• _PROBLEM TO SOLVE_:
Copy out each line of the material below that holds the string "ESMS".

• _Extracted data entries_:
START

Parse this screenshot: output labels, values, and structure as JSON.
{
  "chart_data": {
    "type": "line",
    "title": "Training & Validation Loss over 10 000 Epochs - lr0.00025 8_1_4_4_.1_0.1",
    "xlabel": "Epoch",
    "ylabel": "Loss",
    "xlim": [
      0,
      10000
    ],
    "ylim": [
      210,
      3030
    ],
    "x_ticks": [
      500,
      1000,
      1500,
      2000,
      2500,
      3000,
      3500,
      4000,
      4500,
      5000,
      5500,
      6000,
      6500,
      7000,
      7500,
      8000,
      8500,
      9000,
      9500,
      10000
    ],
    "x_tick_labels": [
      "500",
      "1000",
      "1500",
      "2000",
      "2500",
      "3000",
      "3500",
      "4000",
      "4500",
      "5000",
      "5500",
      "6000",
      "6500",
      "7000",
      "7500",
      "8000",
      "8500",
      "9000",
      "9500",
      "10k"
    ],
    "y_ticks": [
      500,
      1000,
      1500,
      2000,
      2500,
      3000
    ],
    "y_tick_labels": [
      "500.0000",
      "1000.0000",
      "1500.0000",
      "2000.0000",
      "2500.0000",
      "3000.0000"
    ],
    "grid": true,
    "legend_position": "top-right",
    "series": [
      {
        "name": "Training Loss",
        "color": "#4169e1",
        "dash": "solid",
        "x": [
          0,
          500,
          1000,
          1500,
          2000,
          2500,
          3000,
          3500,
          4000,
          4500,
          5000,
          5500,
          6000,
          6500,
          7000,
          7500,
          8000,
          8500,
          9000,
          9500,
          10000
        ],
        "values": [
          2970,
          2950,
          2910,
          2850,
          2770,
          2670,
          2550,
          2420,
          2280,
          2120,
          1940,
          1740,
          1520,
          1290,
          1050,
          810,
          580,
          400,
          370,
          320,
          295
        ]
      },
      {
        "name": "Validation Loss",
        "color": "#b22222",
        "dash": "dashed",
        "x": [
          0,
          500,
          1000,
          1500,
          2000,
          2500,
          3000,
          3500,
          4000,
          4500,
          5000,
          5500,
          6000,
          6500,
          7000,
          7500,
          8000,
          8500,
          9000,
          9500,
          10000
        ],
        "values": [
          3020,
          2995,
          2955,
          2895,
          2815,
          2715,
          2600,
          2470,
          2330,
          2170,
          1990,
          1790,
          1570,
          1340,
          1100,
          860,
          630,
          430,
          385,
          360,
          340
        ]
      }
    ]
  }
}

END
START

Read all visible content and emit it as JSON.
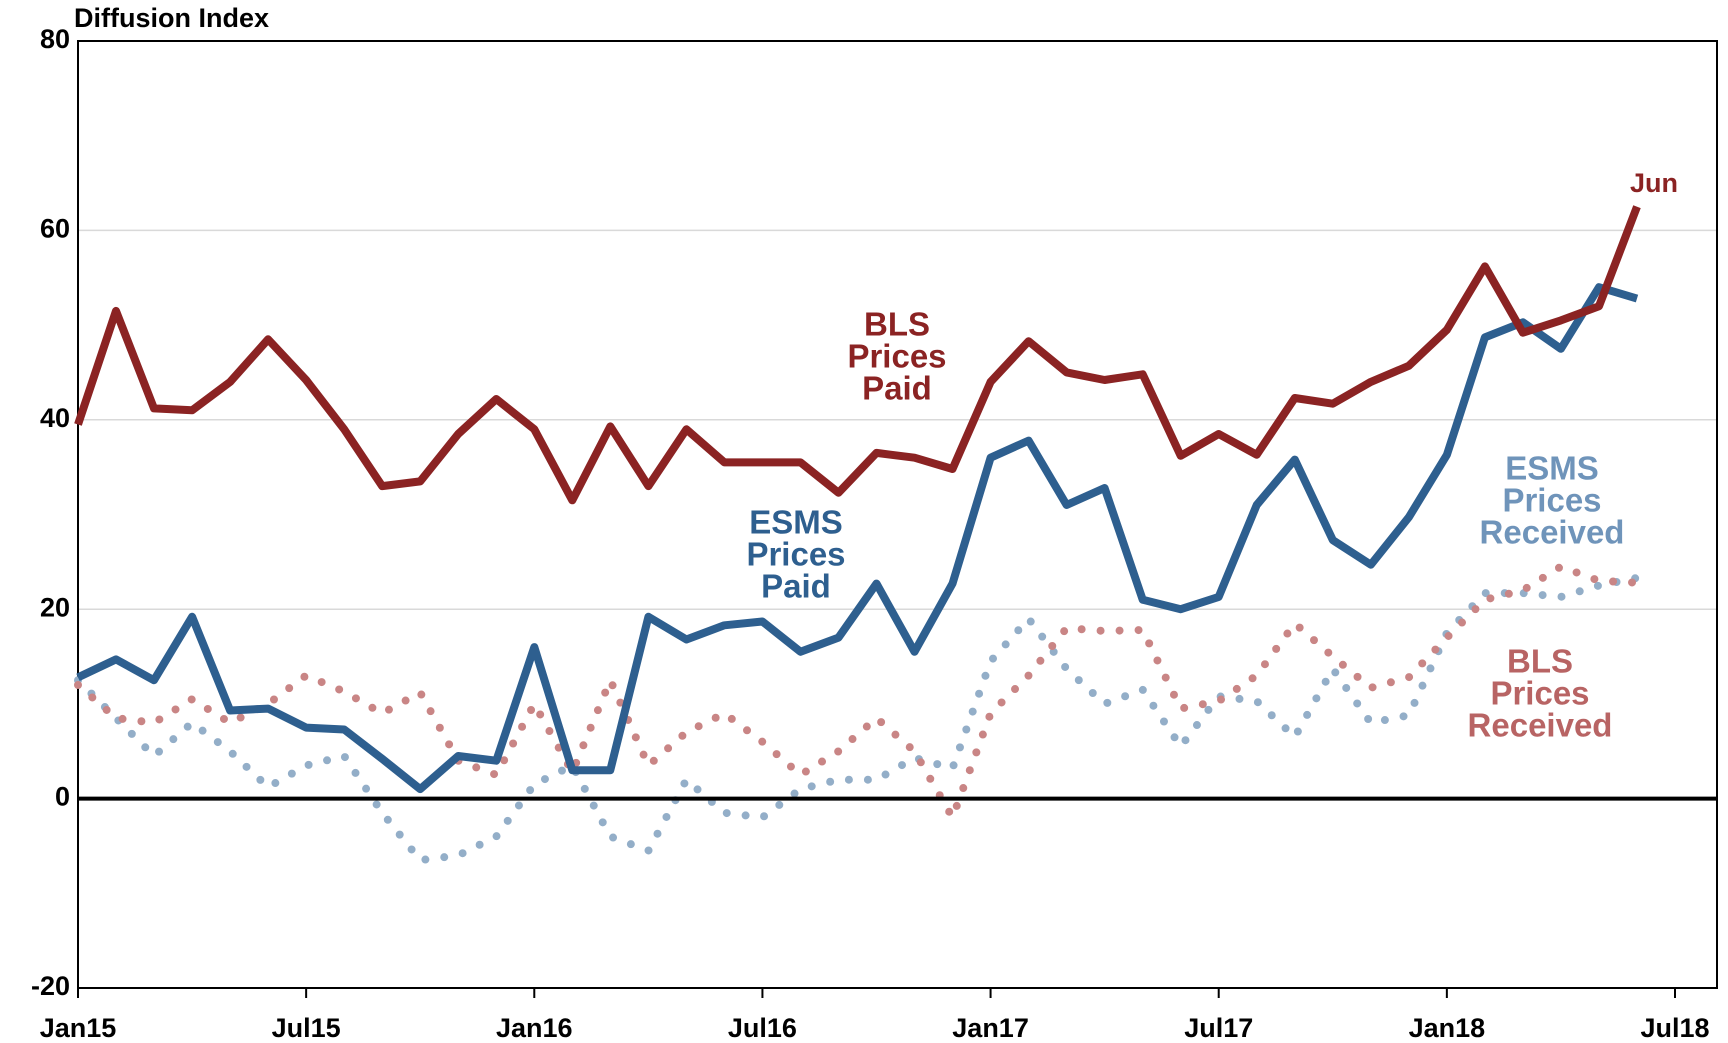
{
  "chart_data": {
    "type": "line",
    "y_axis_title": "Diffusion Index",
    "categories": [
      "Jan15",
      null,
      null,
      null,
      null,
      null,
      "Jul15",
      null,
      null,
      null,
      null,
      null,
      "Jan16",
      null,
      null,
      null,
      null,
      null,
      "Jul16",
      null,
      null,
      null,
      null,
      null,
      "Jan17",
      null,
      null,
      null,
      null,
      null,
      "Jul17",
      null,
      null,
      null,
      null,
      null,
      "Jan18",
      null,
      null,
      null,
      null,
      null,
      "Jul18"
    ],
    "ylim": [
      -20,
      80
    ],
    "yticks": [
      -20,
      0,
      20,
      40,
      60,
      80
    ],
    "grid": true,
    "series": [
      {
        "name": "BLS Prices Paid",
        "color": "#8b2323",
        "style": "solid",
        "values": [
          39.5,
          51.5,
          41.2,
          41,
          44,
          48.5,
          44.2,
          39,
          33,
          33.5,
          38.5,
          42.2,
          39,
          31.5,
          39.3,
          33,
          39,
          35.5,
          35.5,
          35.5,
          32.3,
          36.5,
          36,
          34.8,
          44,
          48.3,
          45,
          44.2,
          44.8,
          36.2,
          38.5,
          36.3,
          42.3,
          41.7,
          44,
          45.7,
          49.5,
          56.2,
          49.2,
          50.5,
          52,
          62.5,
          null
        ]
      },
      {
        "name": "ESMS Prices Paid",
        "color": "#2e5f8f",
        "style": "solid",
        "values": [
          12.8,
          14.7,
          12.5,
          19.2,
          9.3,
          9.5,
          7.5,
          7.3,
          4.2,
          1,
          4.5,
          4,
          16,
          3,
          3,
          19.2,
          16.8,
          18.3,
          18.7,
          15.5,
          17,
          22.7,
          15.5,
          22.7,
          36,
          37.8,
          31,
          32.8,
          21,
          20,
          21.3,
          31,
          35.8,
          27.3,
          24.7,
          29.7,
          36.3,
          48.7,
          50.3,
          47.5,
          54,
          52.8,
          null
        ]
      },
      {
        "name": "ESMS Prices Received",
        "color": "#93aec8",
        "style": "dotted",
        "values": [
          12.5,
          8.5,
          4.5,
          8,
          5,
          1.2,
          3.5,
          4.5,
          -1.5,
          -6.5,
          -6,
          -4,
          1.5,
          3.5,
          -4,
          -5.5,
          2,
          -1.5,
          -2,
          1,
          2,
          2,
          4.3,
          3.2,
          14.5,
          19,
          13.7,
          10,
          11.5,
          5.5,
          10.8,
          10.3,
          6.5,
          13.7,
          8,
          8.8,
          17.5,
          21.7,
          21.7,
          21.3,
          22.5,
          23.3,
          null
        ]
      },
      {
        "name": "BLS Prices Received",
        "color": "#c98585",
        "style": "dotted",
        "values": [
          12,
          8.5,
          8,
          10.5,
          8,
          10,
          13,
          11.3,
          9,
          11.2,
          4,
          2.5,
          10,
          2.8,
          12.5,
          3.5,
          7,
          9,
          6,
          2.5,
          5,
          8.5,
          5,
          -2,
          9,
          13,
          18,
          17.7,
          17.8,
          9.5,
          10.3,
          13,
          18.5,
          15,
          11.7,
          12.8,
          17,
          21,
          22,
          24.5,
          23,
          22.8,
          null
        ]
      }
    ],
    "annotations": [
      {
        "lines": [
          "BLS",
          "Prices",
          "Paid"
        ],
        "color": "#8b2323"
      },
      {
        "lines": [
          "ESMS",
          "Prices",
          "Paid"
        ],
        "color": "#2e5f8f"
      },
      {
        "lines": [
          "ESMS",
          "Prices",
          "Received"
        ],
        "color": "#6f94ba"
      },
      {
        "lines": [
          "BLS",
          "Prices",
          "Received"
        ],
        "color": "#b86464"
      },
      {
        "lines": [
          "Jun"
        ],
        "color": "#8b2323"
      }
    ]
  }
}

END
START

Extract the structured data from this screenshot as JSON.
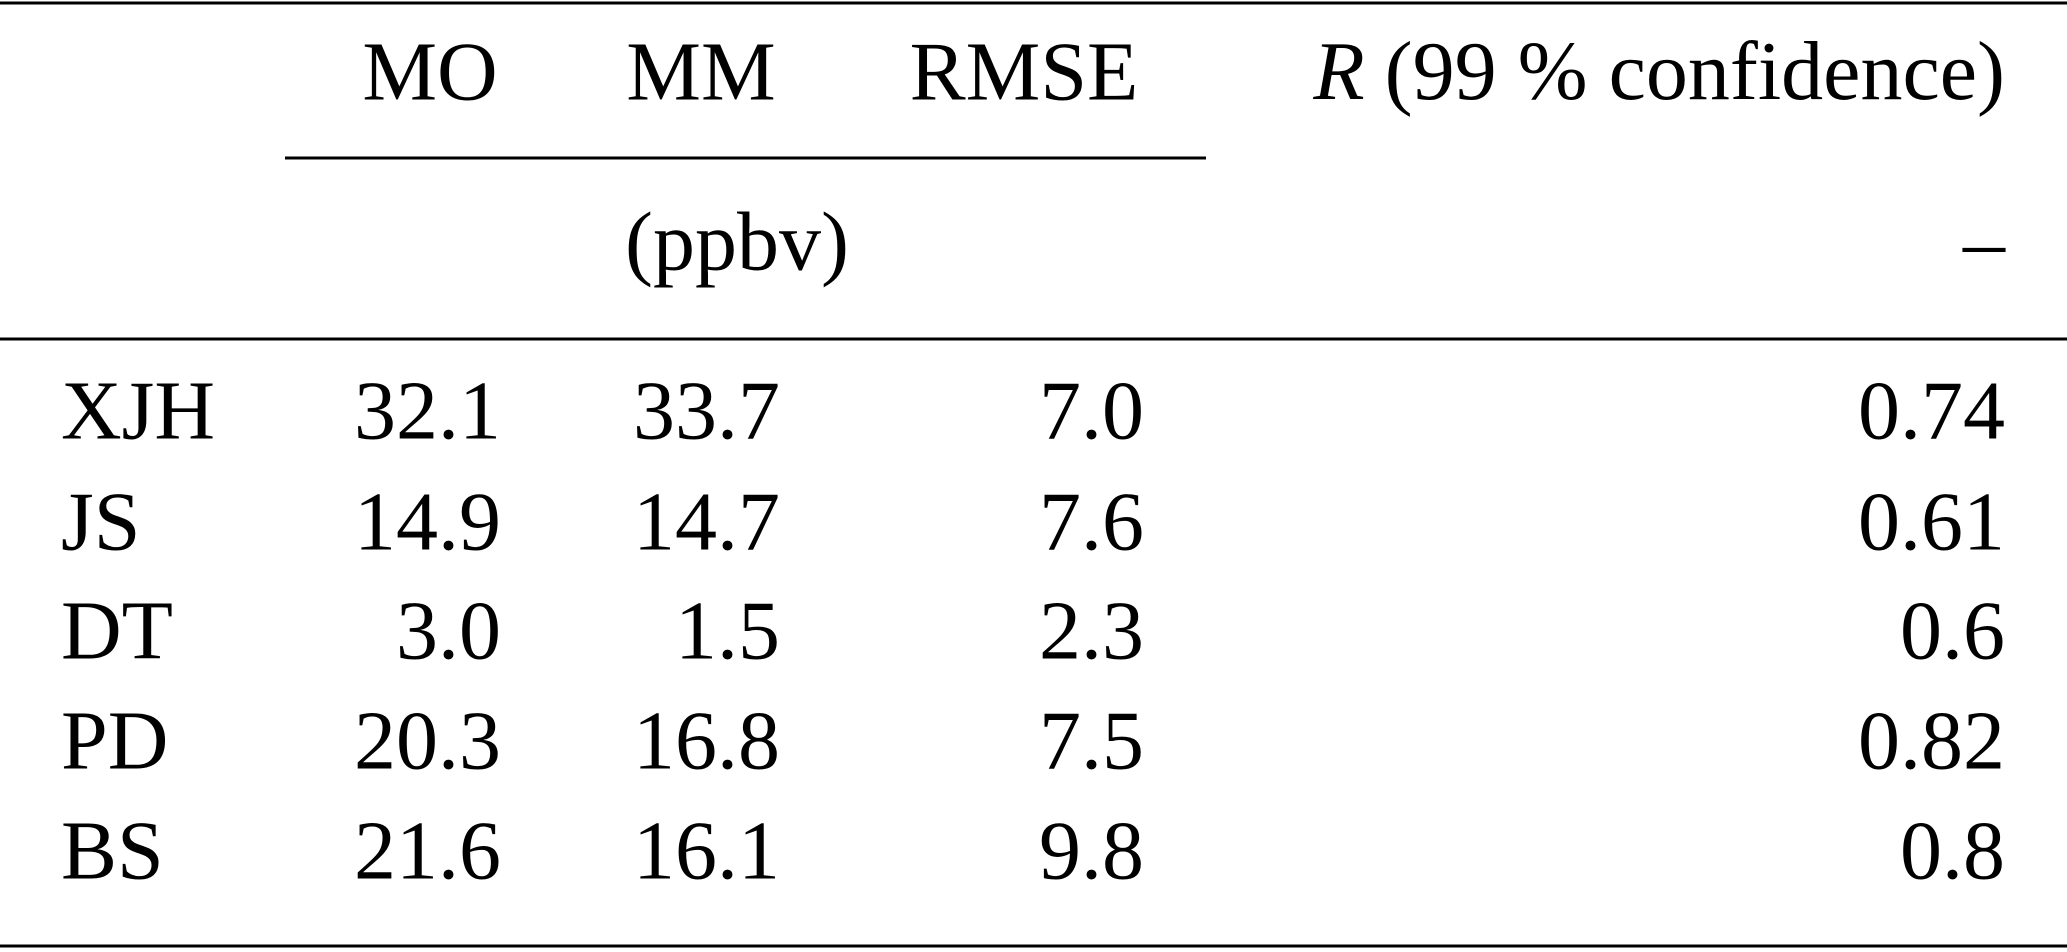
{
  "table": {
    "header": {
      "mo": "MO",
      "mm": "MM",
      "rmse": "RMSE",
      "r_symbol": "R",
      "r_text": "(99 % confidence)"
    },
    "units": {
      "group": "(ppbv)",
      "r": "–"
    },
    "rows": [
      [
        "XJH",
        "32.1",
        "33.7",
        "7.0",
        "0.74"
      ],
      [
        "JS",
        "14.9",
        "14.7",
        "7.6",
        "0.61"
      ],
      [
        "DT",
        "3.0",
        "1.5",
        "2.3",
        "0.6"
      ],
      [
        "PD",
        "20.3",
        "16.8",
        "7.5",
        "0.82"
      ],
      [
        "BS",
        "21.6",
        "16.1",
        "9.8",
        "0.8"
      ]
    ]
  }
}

END

• _THE RESPONSE_:
        "name": "ESMS Prices Paid",
        "name": "ESMS Prices Received",
          "ESMS",
          "ESMS",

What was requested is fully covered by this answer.